[Data entries]
····················

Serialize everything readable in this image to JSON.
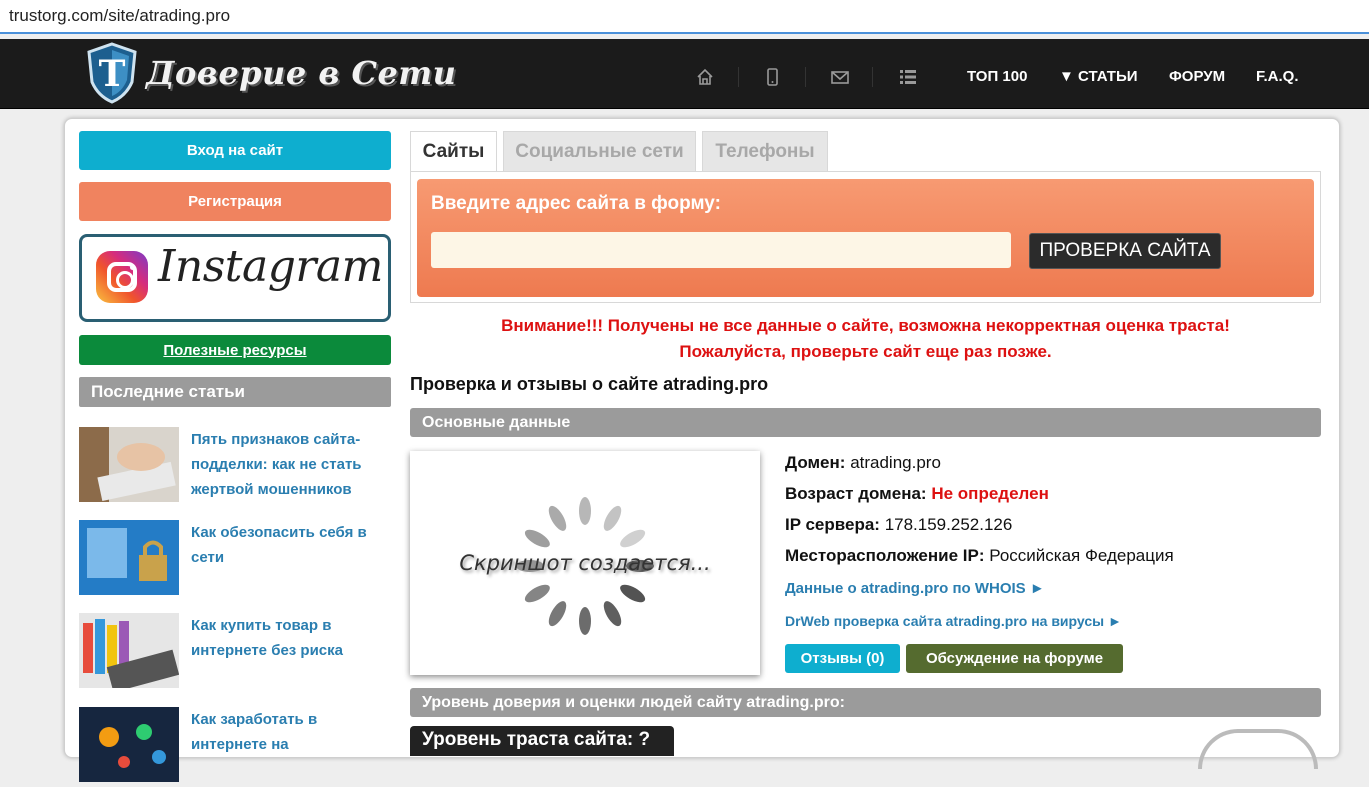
{
  "browser": {
    "url": "trustorg.com/site/atrading.pro"
  },
  "header": {
    "logo_text": "Доверие в Сети",
    "logo_letter": "T",
    "nav": [
      "ТОП 100",
      "▼ СТАТЬИ",
      "ФОРУМ",
      "F.A.Q."
    ],
    "icons": [
      "home-icon",
      "mobile-icon",
      "mail-icon",
      "list-icon"
    ],
    "background": "#1b1b1b"
  },
  "sidebar": {
    "login_label": "Вход на сайт",
    "register_label": "Регистрация",
    "instagram_label": "Instagram",
    "resources_label": "Полезные ресурсы",
    "latest_title": "Последние статьи",
    "articles": [
      {
        "title": "Пять признаков сайта-подделки: как не стать жертвой мошенников"
      },
      {
        "title": "Как обезопасить себя в сети"
      },
      {
        "title": "Как купить товар в интернете без риска"
      },
      {
        "title": "Как заработать в интернете на"
      }
    ],
    "colors": {
      "login": "#0eaecf",
      "register": "#f0835f",
      "resources": "#0b8a3b"
    }
  },
  "tabs": [
    {
      "label": "Сайты",
      "active": true
    },
    {
      "label": "Социальные сети",
      "active": false
    },
    {
      "label": "Телефоны",
      "active": false
    }
  ],
  "search_form": {
    "label": "Введите адрес сайта в форму:",
    "input_value": "",
    "button_label": "ПРОВЕРКА САЙТА"
  },
  "warning": {
    "line1": "Внимание!!! Получены не все данные о сайте, возможна некорректная оценка траста!",
    "line2": "Пожалуйста, проверьте сайт еще раз позже."
  },
  "check_title": "Проверка и отзывы о сайте atrading.pro",
  "basic_data": {
    "section_title": "Основные данные",
    "screenshot_text": "Скриншот создается...",
    "domain_label": "Домен:",
    "domain_value": "atrading.pro",
    "age_label": "Возраст домена:",
    "age_value": "Не определен",
    "ip_label": "IP сервера:",
    "ip_value": "178.159.252.126",
    "location_label": "Месторасположение IP:",
    "location_value": "Российская Федерация",
    "whois_link": "Данные о atrading.pro по WHOIS ►",
    "drweb_link": "DrWeb проверка сайта atrading.pro на вирусы ►",
    "reviews_button": "Отзывы (0)",
    "forum_button": "Обсуждение на форуме"
  },
  "trust": {
    "section_title": "Уровень доверия и оценки людей сайту atrading.pro:",
    "level_label": "Уровень траста сайта: ?"
  }
}
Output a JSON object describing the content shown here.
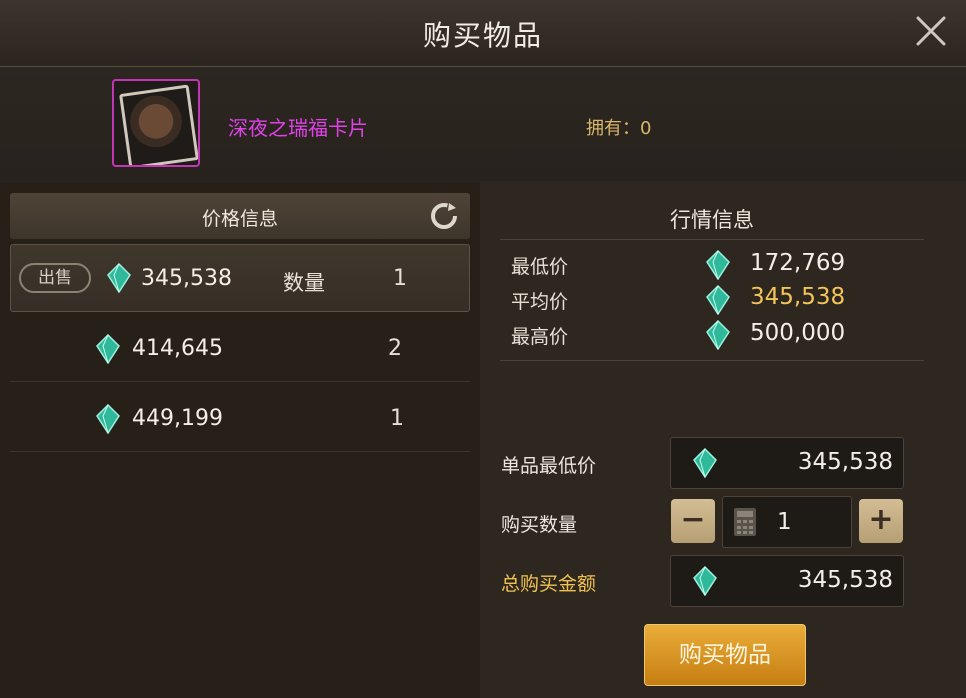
{
  "window": {
    "title": "购买物品"
  },
  "item": {
    "name": "深夜之瑞福卡片",
    "owned_label": "拥有：0"
  },
  "price_panel": {
    "header": "价格信息",
    "listings": [
      {
        "badge": "出售",
        "price": "345,538",
        "qty_label": "数量",
        "qty": "1"
      },
      {
        "price": "414,645",
        "qty": "2"
      },
      {
        "price": "449,199",
        "qty": "1"
      }
    ]
  },
  "market": {
    "title": "行情信息",
    "rows": [
      {
        "label": "最低价",
        "value": "172,769"
      },
      {
        "label": "平均价",
        "value": "345,538"
      },
      {
        "label": "最高价",
        "value": "500,000"
      }
    ]
  },
  "purchase": {
    "unit_label": "单品最低价",
    "unit_price": "345,538",
    "qty_label": "购买数量",
    "qty": "1",
    "minus": "−",
    "plus": "+",
    "total_label": "总购买金额",
    "total": "345,538",
    "buy_button": "购买物品"
  },
  "colors": {
    "accent": "#e9ad38",
    "item_name": "#e042e8",
    "average": "#f3c45a",
    "currency": "#3fc8a8"
  },
  "icons": [
    "close-icon",
    "refresh-icon",
    "gem-icon",
    "calculator-icon"
  ]
}
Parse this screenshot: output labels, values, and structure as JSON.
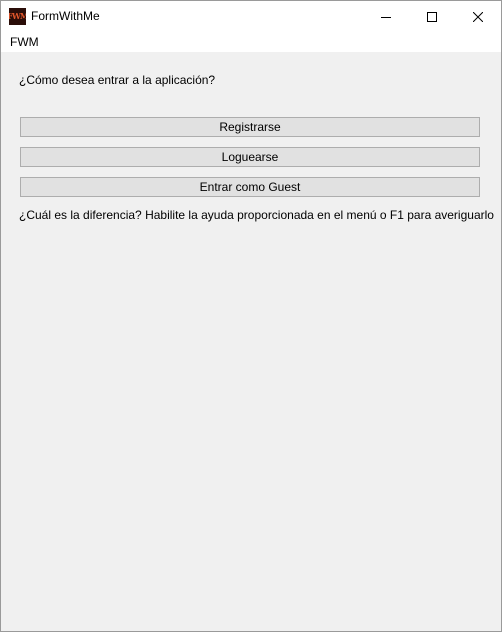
{
  "window": {
    "title": "FormWithMe",
    "icon_text": "FWM",
    "icon_name": "fwm-app-icon"
  },
  "menubar": {
    "items": [
      {
        "label": "FWM"
      }
    ]
  },
  "main": {
    "prompt": "¿Cómo desea entrar a la aplicación?",
    "buttons": [
      {
        "label": "Registrarse"
      },
      {
        "label": "Loguearse"
      },
      {
        "label": "Entrar como Guest"
      }
    ],
    "help_text": "¿Cuál es la diferencia? Habilite la ayuda proporcionada en el menú o F1 para averiguarlo"
  },
  "colors": {
    "window_bg": "#f0f0f0",
    "titlebar_bg": "#ffffff",
    "button_bg": "#e1e1e1",
    "button_border": "#adadad"
  }
}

····················

→ **Goal**
Omitting all images, retype each line of the records precisely.

→ **Exercise answer**
Serialize everything readable in this image to JSON.
{
  "browser": {
    "url": "trustorg.com/site/atrading.pro"
  },
  "header": {
    "logo_text": "Доверие в Сети",
    "logo_letter": "T",
    "nav": [
      "ТОП 100",
      "▼ СТАТЬИ",
      "ФОРУМ",
      "F.A.Q."
    ],
    "icons": [
      "home-icon",
      "mobile-icon",
      "mail-icon",
      "list-icon"
    ],
    "background": "#1b1b1b"
  },
  "sidebar": {
    "login_label": "Вход на сайт",
    "register_label": "Регистрация",
    "instagram_label": "Instagram",
    "resources_label": "Полезные ресурсы",
    "latest_title": "Последние статьи",
    "articles": [
      {
        "title": "Пять признаков сайта-подделки: как не стать жертвой мошенников"
      },
      {
        "title": "Как обезопасить себя в сети"
      },
      {
        "title": "Как купить товар в интернете без риска"
      },
      {
        "title": "Как заработать в интернете на"
      }
    ],
    "colors": {
      "login": "#0eaecf",
      "register": "#f0835f",
      "resources": "#0b8a3b"
    }
  },
  "tabs": [
    {
      "label": "Сайты",
      "active": true
    },
    {
      "label": "Социальные сети",
      "active": false
    },
    {
      "label": "Телефоны",
      "active": false
    }
  ],
  "search_form": {
    "label": "Введите адрес сайта в форму:",
    "input_value": "",
    "button_label": "ПРОВЕРКА САЙТА"
  },
  "warning": {
    "line1": "Внимание!!! Получены не все данные о сайте, возможна некорректная оценка траста!",
    "line2": "Пожалуйста, проверьте сайт еще раз позже."
  },
  "check_title": "Проверка и отзывы о сайте atrading.pro",
  "basic_data": {
    "section_title": "Основные данные",
    "screenshot_text": "Скриншот создается...",
    "domain_label": "Домен:",
    "domain_value": "atrading.pro",
    "age_label": "Возраст домена:",
    "age_value": "Не определен",
    "ip_label": "IP сервера:",
    "ip_value": "178.159.252.126",
    "location_label": "Месторасположение IP:",
    "location_value": "Российская Федерация",
    "whois_link": "Данные о atrading.pro по WHOIS ►",
    "drweb_link": "DrWeb проверка сайта atrading.pro на вирусы ►",
    "reviews_button": "Отзывы (0)",
    "forum_button": "Обсуждение на форуме"
  },
  "trust": {
    "section_title": "Уровень доверия и оценки людей сайту atrading.pro:",
    "level_label": "Уровень траста сайта: ?"
  }
}
Output a JSON object describing the content shown here.
{
  "window": {
    "title": "购买物品"
  },
  "item": {
    "name": "深夜之瑞福卡片",
    "owned_label": "拥有：0"
  },
  "price_panel": {
    "header": "价格信息",
    "listings": [
      {
        "badge": "出售",
        "price": "345,538",
        "qty_label": "数量",
        "qty": "1"
      },
      {
        "price": "414,645",
        "qty": "2"
      },
      {
        "price": "449,199",
        "qty": "1"
      }
    ]
  },
  "market": {
    "title": "行情信息",
    "rows": [
      {
        "label": "最低价",
        "value": "172,769"
      },
      {
        "label": "平均价",
        "value": "345,538"
      },
      {
        "label": "最高价",
        "value": "500,000"
      }
    ]
  },
  "purchase": {
    "unit_label": "单品最低价",
    "unit_price": "345,538",
    "qty_label": "购买数量",
    "qty": "1",
    "minus": "−",
    "plus": "+",
    "total_label": "总购买金额",
    "total": "345,538",
    "buy_button": "购买物品"
  },
  "colors": {
    "accent": "#e9ad38",
    "item_name": "#e042e8",
    "average": "#f3c45a",
    "currency": "#3fc8a8"
  },
  "icons": [
    "close-icon",
    "refresh-icon",
    "gem-icon",
    "calculator-icon"
  ]
}
Parse this screenshot: output labels, values, and structure as JSON.
{
  "window": {
    "title": "FormWithMe",
    "icon_text": "FWM",
    "icon_name": "fwm-app-icon"
  },
  "menubar": {
    "items": [
      {
        "label": "FWM"
      }
    ]
  },
  "main": {
    "prompt": "¿Cómo desea entrar a la aplicación?",
    "buttons": [
      {
        "label": "Registrarse"
      },
      {
        "label": "Loguearse"
      },
      {
        "label": "Entrar como Guest"
      }
    ],
    "help_text": "¿Cuál es la diferencia? Habilite la ayuda proporcionada en el menú o F1 para averiguarlo"
  },
  "colors": {
    "window_bg": "#f0f0f0",
    "titlebar_bg": "#ffffff",
    "button_bg": "#e1e1e1",
    "button_border": "#adadad"
  }
}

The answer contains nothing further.